(Extracts from a graphics dataset)
-- -- --
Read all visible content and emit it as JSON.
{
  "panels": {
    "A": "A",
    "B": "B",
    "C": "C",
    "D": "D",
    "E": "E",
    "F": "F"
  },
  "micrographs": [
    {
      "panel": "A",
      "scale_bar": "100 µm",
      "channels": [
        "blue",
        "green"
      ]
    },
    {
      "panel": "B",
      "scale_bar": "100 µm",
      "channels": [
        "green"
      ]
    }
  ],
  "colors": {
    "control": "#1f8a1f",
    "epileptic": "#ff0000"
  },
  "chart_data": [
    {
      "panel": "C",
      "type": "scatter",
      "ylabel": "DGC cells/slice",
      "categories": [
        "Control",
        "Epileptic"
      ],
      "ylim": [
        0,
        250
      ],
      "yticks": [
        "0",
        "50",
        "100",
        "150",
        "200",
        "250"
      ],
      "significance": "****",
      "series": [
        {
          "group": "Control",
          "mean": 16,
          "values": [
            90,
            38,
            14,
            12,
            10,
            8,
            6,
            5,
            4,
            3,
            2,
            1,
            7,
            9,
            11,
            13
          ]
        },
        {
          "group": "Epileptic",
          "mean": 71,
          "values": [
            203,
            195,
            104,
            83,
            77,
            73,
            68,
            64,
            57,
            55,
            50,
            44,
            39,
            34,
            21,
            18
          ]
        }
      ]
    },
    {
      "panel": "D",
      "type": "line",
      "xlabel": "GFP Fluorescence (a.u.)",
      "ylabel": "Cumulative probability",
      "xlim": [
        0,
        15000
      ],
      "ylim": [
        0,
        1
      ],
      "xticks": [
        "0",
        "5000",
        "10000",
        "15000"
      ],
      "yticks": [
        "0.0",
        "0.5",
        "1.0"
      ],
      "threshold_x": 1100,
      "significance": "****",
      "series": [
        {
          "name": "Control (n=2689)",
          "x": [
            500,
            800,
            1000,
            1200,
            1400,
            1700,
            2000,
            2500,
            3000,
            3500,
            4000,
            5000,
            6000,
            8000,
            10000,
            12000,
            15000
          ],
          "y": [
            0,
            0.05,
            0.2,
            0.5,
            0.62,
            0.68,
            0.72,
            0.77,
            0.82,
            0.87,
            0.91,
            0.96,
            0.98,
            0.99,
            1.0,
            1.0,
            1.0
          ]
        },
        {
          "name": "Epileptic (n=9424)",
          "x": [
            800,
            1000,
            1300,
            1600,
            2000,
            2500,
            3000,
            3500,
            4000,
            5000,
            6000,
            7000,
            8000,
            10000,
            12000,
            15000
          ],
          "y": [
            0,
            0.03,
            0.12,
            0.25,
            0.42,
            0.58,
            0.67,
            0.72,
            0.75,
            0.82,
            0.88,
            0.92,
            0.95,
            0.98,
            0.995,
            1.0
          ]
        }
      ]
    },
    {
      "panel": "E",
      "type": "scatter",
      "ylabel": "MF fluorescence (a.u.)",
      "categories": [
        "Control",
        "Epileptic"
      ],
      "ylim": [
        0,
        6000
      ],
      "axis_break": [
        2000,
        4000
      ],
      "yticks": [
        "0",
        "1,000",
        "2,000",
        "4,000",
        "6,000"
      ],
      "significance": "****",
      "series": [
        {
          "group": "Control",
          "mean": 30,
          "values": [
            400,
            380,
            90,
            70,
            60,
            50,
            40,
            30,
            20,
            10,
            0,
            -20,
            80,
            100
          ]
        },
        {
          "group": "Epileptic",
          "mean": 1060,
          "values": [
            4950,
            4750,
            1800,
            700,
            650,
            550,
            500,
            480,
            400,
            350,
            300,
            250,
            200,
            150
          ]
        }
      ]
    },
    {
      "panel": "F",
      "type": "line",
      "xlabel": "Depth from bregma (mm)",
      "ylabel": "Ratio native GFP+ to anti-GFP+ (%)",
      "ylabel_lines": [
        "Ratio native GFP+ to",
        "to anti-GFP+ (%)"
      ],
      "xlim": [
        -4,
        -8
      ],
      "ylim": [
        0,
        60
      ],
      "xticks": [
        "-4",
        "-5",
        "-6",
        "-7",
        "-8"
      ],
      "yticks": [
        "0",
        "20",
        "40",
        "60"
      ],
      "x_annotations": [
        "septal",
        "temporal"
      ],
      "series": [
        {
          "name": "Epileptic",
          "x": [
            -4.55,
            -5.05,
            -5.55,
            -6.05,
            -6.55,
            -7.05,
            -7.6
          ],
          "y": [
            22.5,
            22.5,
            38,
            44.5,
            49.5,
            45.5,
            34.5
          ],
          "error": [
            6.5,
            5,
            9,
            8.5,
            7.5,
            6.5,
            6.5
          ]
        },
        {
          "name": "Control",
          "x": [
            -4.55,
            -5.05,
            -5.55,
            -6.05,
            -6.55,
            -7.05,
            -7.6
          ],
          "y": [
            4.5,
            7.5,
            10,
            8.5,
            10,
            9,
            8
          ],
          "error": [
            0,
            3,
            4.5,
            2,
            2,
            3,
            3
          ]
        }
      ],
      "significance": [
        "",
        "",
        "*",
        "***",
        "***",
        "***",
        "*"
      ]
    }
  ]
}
-- -- --
Word for word, copy out the records.

▶ _Task solution_
Read all visible content and emit it as JSON.
{
  "panels": {
    "A": "A",
    "B": "B",
    "C": "C",
    "D": "D",
    "E": "E",
    "F": "F"
  },
  "micrographs": [
    {
      "panel": "A",
      "scale_bar": "100 µm",
      "channels": [
        "blue",
        "green"
      ]
    },
    {
      "panel": "B",
      "scale_bar": "100 µm",
      "channels": [
        "green"
      ]
    }
  ],
  "colors": {
    "control": "#1f8a1f",
    "epileptic": "#ff0000"
  },
  "chart_data": [
    {
      "panel": "C",
      "type": "scatter",
      "ylabel": "DGC cells/slice",
      "categories": [
        "Control",
        "Epileptic"
      ],
      "ylim": [
        0,
        250
      ],
      "yticks": [
        "0",
        "50",
        "100",
        "150",
        "200",
        "250"
      ],
      "significance": "****",
      "series": [
        {
          "group": "Control",
          "mean": 16,
          "values": [
            90,
            38,
            14,
            12,
            10,
            8,
            6,
            5,
            4,
            3,
            2,
            1,
            7,
            9,
            11,
            13
          ]
        },
        {
          "group": "Epileptic",
          "mean": 71,
          "values": [
            203,
            195,
            104,
            83,
            77,
            73,
            68,
            64,
            57,
            55,
            50,
            44,
            39,
            34,
            21,
            18
          ]
        }
      ]
    },
    {
      "panel": "D",
      "type": "line",
      "xlabel": "GFP Fluorescence (a.u.)",
      "ylabel": "Cumulative probability",
      "xlim": [
        0,
        15000
      ],
      "ylim": [
        0,
        1
      ],
      "xticks": [
        "0",
        "5000",
        "10000",
        "15000"
      ],
      "yticks": [
        "0.0",
        "0.5",
        "1.0"
      ],
      "threshold_x": 1100,
      "significance": "****",
      "series": [
        {
          "name": "Control (n=2689)",
          "x": [
            500,
            800,
            1000,
            1200,
            1400,
            1700,
            2000,
            2500,
            3000,
            3500,
            4000,
            5000,
            6000,
            8000,
            10000,
            12000,
            15000
          ],
          "y": [
            0,
            0.05,
            0.2,
            0.5,
            0.62,
            0.68,
            0.72,
            0.77,
            0.82,
            0.87,
            0.91,
            0.96,
            0.98,
            0.99,
            1.0,
            1.0,
            1.0
          ]
        },
        {
          "name": "Epileptic (n=9424)",
          "x": [
            800,
            1000,
            1300,
            1600,
            2000,
            2500,
            3000,
            3500,
            4000,
            5000,
            6000,
            7000,
            8000,
            10000,
            12000,
            15000
          ],
          "y": [
            0,
            0.03,
            0.12,
            0.25,
            0.42,
            0.58,
            0.67,
            0.72,
            0.75,
            0.82,
            0.88,
            0.92,
            0.95,
            0.98,
            0.995,
            1.0
          ]
        }
      ]
    },
    {
      "panel": "E",
      "type": "scatter",
      "ylabel": "MF fluorescence (a.u.)",
      "categories": [
        "Control",
        "Epileptic"
      ],
      "ylim": [
        0,
        6000
      ],
      "axis_break": [
        2000,
        4000
      ],
      "yticks": [
        "0",
        "1,000",
        "2,000",
        "4,000",
        "6,000"
      ],
      "significance": "****",
      "series": [
        {
          "group": "Control",
          "mean": 30,
          "values": [
            400,
            380,
            90,
            70,
            60,
            50,
            40,
            30,
            20,
            10,
            0,
            -20,
            80,
            100
          ]
        },
        {
          "group": "Epileptic",
          "mean": 1060,
          "values": [
            4950,
            4750,
            1800,
            700,
            650,
            550,
            500,
            480,
            400,
            350,
            300,
            250,
            200,
            150
          ]
        }
      ]
    },
    {
      "panel": "F",
      "type": "line",
      "xlabel": "Depth from bregma (mm)",
      "ylabel": "Ratio native GFP+ to anti-GFP+ (%)",
      "ylabel_lines": [
        "Ratio native GFP+ to",
        "to anti-GFP+ (%)"
      ],
      "xlim": [
        -4,
        -8
      ],
      "ylim": [
        0,
        60
      ],
      "xticks": [
        "-4",
        "-5",
        "-6",
        "-7",
        "-8"
      ],
      "yticks": [
        "0",
        "20",
        "40",
        "60"
      ],
      "x_annotations": [
        "septal",
        "temporal"
      ],
      "series": [
        {
          "name": "Epileptic",
          "x": [
            -4.55,
            -5.05,
            -5.55,
            -6.05,
            -6.55,
            -7.05,
            -7.6
          ],
          "y": [
            22.5,
            22.5,
            38,
            44.5,
            49.5,
            45.5,
            34.5
          ],
          "error": [
            6.5,
            5,
            9,
            8.5,
            7.5,
            6.5,
            6.5
          ]
        },
        {
          "name": "Control",
          "x": [
            -4.55,
            -5.05,
            -5.55,
            -6.05,
            -6.55,
            -7.05,
            -7.6
          ],
          "y": [
            4.5,
            7.5,
            10,
            8.5,
            10,
            9,
            8
          ],
          "error": [
            0,
            3,
            4.5,
            2,
            2,
            3,
            3
          ]
        }
      ],
      "significance": [
        "",
        "",
        "*",
        "***",
        "***",
        "***",
        "*"
      ]
    }
  ]
}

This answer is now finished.